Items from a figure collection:
● ● ●
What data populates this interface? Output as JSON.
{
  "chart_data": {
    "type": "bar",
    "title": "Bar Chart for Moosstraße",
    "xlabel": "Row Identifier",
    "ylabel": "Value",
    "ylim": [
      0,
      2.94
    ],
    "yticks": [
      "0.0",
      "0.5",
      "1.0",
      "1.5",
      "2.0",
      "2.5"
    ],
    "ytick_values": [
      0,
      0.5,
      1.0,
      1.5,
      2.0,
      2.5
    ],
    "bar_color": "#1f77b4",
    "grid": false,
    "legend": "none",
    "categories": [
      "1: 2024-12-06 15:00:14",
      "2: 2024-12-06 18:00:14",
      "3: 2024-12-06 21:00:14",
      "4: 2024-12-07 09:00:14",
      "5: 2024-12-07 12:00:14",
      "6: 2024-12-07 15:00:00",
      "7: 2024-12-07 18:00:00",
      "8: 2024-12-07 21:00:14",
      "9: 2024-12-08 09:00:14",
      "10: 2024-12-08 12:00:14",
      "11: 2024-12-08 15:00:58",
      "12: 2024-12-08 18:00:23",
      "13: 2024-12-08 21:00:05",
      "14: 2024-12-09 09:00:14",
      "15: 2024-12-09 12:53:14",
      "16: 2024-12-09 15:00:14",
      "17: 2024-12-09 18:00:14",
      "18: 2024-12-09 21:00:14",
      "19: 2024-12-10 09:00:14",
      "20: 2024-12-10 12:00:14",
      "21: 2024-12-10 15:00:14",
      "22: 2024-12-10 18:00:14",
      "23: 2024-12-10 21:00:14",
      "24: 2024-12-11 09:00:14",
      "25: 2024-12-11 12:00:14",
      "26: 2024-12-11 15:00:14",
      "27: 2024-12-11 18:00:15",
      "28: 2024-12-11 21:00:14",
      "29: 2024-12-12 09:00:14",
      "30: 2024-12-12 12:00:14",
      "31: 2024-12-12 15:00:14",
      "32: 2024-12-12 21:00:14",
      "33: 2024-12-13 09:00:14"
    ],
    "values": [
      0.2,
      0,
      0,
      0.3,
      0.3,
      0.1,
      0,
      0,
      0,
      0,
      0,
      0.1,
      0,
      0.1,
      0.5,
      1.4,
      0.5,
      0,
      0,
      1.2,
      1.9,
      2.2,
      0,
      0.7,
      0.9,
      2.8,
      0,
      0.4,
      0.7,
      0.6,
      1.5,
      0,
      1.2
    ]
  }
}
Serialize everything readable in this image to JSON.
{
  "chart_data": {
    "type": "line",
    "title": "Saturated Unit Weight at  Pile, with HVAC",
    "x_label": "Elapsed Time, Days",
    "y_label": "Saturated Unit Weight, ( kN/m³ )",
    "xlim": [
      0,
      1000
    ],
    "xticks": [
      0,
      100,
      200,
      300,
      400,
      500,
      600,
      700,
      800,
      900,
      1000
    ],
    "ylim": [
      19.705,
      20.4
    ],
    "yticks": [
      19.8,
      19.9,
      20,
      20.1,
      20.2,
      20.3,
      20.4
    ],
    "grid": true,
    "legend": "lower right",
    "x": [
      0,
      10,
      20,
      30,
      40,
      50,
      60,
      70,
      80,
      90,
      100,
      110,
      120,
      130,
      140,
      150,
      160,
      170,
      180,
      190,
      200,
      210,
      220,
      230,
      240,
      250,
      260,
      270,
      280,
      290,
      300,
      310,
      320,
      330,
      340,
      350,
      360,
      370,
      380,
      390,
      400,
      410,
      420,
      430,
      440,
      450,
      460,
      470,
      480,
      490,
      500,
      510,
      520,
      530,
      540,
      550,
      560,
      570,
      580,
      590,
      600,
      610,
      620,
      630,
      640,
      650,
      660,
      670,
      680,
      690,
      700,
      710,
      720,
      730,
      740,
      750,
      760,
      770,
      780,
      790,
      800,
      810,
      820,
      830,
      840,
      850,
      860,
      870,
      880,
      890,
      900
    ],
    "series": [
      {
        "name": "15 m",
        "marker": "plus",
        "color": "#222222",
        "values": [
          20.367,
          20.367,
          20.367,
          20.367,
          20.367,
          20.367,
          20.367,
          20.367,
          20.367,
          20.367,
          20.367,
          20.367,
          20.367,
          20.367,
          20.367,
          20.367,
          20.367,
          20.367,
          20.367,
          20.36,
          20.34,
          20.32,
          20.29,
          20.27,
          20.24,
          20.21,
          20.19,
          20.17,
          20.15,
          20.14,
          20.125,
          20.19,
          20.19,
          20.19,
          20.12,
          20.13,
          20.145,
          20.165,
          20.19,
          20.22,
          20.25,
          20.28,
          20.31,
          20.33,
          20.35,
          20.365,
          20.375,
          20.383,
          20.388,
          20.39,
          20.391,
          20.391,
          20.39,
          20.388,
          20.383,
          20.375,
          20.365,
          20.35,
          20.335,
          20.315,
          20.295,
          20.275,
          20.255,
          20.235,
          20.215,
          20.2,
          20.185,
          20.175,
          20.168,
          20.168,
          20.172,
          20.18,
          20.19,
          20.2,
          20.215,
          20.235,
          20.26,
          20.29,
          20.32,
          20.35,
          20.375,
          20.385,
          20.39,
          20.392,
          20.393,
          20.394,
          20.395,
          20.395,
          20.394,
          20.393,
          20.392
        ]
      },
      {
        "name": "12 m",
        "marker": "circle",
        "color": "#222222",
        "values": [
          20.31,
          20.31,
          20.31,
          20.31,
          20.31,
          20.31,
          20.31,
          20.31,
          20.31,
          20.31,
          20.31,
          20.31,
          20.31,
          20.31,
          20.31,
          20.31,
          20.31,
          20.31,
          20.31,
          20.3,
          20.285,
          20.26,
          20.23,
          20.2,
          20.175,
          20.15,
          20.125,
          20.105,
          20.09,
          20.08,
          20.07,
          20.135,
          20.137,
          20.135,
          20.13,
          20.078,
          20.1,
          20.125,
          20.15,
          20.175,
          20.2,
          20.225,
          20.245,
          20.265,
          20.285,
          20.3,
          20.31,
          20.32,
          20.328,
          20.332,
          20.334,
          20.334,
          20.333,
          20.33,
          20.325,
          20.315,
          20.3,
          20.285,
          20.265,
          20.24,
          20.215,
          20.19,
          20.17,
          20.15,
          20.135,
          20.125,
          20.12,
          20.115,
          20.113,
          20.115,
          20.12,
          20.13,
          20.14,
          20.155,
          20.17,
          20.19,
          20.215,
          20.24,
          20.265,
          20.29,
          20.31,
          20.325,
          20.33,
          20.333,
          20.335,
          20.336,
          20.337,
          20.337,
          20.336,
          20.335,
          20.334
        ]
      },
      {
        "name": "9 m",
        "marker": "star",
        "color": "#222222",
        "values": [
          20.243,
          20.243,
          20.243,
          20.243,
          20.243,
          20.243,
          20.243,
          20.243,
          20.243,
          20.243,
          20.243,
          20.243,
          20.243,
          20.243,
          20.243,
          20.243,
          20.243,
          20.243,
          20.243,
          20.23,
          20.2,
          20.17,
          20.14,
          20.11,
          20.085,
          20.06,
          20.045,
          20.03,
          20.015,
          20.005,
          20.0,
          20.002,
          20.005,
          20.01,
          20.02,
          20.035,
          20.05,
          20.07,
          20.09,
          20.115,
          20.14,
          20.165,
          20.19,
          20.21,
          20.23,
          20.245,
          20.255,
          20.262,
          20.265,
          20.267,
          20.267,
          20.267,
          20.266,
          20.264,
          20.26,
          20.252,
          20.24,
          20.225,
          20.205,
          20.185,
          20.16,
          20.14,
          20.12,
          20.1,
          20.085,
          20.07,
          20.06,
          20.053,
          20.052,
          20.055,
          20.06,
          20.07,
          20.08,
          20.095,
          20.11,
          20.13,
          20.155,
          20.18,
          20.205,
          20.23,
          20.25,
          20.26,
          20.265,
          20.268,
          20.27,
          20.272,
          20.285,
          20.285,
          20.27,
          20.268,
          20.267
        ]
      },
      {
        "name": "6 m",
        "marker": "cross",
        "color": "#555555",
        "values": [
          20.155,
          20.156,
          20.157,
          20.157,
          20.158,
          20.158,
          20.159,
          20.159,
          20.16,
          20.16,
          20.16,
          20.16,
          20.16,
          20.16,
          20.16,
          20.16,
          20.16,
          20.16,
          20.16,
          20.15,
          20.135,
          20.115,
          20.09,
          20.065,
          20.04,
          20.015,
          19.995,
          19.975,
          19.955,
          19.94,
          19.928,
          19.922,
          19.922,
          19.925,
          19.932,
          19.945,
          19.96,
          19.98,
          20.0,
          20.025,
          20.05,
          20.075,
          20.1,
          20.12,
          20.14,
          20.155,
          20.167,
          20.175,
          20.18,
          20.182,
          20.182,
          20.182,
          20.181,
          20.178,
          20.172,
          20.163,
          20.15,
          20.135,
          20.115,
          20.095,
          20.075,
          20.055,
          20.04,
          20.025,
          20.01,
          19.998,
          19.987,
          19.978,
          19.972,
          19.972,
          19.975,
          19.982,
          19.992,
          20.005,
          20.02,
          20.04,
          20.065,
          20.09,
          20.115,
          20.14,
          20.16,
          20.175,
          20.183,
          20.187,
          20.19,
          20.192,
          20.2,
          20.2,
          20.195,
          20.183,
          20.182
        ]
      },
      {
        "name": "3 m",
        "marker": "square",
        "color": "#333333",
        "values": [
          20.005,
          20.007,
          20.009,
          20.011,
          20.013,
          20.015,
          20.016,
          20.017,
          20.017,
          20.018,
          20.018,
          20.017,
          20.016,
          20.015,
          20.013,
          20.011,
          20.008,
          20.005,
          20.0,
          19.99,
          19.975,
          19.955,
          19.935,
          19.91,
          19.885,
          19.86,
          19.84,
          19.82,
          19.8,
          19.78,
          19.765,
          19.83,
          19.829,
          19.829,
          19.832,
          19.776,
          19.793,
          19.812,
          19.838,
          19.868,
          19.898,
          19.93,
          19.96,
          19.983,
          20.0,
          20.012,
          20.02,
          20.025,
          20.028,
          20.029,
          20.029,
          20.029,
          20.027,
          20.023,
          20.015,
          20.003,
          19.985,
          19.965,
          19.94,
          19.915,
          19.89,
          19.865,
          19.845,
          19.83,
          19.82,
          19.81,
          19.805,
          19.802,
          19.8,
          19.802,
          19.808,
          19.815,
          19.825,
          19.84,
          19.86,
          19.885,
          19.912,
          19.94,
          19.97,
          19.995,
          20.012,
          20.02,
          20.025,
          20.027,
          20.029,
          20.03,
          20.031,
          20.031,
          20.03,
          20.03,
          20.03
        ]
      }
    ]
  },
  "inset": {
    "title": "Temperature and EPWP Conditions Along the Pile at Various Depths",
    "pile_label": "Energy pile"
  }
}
● ● ●
_Requirements_: Find all the lines containing "this" in the material, then copy them.

_Task response_:
What data populates this interface? Output as JSON.
Serialize everything readable in this image to JSON.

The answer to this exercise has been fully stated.